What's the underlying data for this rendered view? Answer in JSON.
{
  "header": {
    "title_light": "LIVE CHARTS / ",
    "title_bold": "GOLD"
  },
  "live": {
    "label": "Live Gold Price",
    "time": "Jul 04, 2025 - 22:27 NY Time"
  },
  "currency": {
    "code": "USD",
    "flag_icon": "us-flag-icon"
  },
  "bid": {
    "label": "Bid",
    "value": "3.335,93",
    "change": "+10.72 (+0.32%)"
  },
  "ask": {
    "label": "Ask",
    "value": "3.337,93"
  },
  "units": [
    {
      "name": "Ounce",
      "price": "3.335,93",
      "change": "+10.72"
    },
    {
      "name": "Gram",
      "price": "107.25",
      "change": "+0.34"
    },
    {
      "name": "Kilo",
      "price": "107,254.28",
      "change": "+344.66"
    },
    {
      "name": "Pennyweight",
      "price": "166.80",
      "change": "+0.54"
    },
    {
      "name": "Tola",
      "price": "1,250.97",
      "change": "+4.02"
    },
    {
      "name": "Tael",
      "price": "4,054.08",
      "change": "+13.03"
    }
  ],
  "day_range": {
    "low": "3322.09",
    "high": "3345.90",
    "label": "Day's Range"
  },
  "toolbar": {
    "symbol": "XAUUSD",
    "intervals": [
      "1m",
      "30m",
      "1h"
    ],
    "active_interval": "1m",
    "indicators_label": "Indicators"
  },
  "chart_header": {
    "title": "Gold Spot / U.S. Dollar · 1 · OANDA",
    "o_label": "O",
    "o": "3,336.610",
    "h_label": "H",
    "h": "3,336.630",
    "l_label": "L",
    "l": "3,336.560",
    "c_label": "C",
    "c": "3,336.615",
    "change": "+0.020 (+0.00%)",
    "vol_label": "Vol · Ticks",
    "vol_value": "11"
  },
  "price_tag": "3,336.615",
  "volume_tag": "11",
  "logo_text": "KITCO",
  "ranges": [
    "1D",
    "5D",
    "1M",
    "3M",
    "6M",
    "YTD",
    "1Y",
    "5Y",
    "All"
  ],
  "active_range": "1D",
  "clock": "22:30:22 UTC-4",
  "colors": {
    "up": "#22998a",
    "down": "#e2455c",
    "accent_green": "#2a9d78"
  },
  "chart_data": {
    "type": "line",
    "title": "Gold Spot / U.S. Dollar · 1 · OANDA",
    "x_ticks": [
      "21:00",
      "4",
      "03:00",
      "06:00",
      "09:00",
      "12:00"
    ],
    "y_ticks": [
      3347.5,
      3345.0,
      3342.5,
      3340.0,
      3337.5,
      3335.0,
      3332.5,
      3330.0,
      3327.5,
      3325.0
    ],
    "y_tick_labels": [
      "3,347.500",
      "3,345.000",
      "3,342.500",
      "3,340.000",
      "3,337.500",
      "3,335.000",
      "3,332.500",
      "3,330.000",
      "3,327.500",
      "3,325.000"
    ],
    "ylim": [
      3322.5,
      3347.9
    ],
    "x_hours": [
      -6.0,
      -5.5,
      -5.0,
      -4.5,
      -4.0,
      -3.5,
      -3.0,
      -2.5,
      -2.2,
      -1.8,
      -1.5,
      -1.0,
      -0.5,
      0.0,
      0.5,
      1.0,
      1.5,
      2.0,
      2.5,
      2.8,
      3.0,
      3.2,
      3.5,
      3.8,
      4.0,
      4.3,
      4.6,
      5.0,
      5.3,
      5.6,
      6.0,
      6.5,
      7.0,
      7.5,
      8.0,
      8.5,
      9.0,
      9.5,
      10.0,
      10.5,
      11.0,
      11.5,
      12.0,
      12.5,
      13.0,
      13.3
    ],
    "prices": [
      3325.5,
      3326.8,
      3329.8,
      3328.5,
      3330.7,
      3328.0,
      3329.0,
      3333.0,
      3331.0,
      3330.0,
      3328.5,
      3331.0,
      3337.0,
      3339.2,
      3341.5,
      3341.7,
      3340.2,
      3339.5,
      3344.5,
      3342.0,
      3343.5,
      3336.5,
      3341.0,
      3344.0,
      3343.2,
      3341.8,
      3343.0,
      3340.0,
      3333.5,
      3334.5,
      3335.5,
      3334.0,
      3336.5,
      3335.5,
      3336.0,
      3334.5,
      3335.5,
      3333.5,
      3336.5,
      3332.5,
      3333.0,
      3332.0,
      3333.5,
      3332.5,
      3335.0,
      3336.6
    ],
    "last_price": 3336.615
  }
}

■ **THE TASK**: Set down every record above exactly as given.

■ **SOLUTION TO THE EXERCISE**:
What's the underlying data for this rendered view? Answer in JSON.
{
  "header": {
    "title_light": "LIVE CHARTS / ",
    "title_bold": "GOLD"
  },
  "live": {
    "label": "Live Gold Price",
    "time": "Jul 04, 2025 - 22:27 NY Time"
  },
  "currency": {
    "code": "USD",
    "flag_icon": "us-flag-icon"
  },
  "bid": {
    "label": "Bid",
    "value": "3.335,93",
    "change": "+10.72 (+0.32%)"
  },
  "ask": {
    "label": "Ask",
    "value": "3.337,93"
  },
  "units": [
    {
      "name": "Ounce",
      "price": "3.335,93",
      "change": "+10.72"
    },
    {
      "name": "Gram",
      "price": "107.25",
      "change": "+0.34"
    },
    {
      "name": "Kilo",
      "price": "107,254.28",
      "change": "+344.66"
    },
    {
      "name": "Pennyweight",
      "price": "166.80",
      "change": "+0.54"
    },
    {
      "name": "Tola",
      "price": "1,250.97",
      "change": "+4.02"
    },
    {
      "name": "Tael",
      "price": "4,054.08",
      "change": "+13.03"
    }
  ],
  "day_range": {
    "low": "3322.09",
    "high": "3345.90",
    "label": "Day's Range"
  },
  "toolbar": {
    "symbol": "XAUUSD",
    "intervals": [
      "1m",
      "30m",
      "1h"
    ],
    "active_interval": "1m",
    "indicators_label": "Indicators"
  },
  "chart_header": {
    "title": "Gold Spot / U.S. Dollar · 1 · OANDA",
    "o_label": "O",
    "o": "3,336.610",
    "h_label": "H",
    "h": "3,336.630",
    "l_label": "L",
    "l": "3,336.560",
    "c_label": "C",
    "c": "3,336.615",
    "change": "+0.020 (+0.00%)",
    "vol_label": "Vol · Ticks",
    "vol_value": "11"
  },
  "price_tag": "3,336.615",
  "volume_tag": "11",
  "logo_text": "KITCO",
  "ranges": [
    "1D",
    "5D",
    "1M",
    "3M",
    "6M",
    "YTD",
    "1Y",
    "5Y",
    "All"
  ],
  "active_range": "1D",
  "clock": "22:30:22 UTC-4",
  "colors": {
    "up": "#22998a",
    "down": "#e2455c",
    "accent_green": "#2a9d78"
  },
  "chart_data": {
    "type": "line",
    "title": "Gold Spot / U.S. Dollar · 1 · OANDA",
    "x_ticks": [
      "21:00",
      "4",
      "03:00",
      "06:00",
      "09:00",
      "12:00"
    ],
    "y_ticks": [
      3347.5,
      3345.0,
      3342.5,
      3340.0,
      3337.5,
      3335.0,
      3332.5,
      3330.0,
      3327.5,
      3325.0
    ],
    "y_tick_labels": [
      "3,347.500",
      "3,345.000",
      "3,342.500",
      "3,340.000",
      "3,337.500",
      "3,335.000",
      "3,332.500",
      "3,330.000",
      "3,327.500",
      "3,325.000"
    ],
    "ylim": [
      3322.5,
      3347.9
    ],
    "x_hours": [
      -6.0,
      -5.5,
      -5.0,
      -4.5,
      -4.0,
      -3.5,
      -3.0,
      -2.5,
      -2.2,
      -1.8,
      -1.5,
      -1.0,
      -0.5,
      0.0,
      0.5,
      1.0,
      1.5,
      2.0,
      2.5,
      2.8,
      3.0,
      3.2,
      3.5,
      3.8,
      4.0,
      4.3,
      4.6,
      5.0,
      5.3,
      5.6,
      6.0,
      6.5,
      7.0,
      7.5,
      8.0,
      8.5,
      9.0,
      9.5,
      10.0,
      10.5,
      11.0,
      11.5,
      12.0,
      12.5,
      13.0,
      13.3
    ],
    "prices": [
      3325.5,
      3326.8,
      3329.8,
      3328.5,
      3330.7,
      3328.0,
      3329.0,
      3333.0,
      3331.0,
      3330.0,
      3328.5,
      3331.0,
      3337.0,
      3339.2,
      3341.5,
      3341.7,
      3340.2,
      3339.5,
      3344.5,
      3342.0,
      3343.5,
      3336.5,
      3341.0,
      3344.0,
      3343.2,
      3341.8,
      3343.0,
      3340.0,
      3333.5,
      3334.5,
      3335.5,
      3334.0,
      3336.5,
      3335.5,
      3336.0,
      3334.5,
      3335.5,
      3333.5,
      3336.5,
      3332.5,
      3333.0,
      3332.0,
      3333.5,
      3332.5,
      3335.0,
      3336.6
    ],
    "last_price": 3336.615
  }
}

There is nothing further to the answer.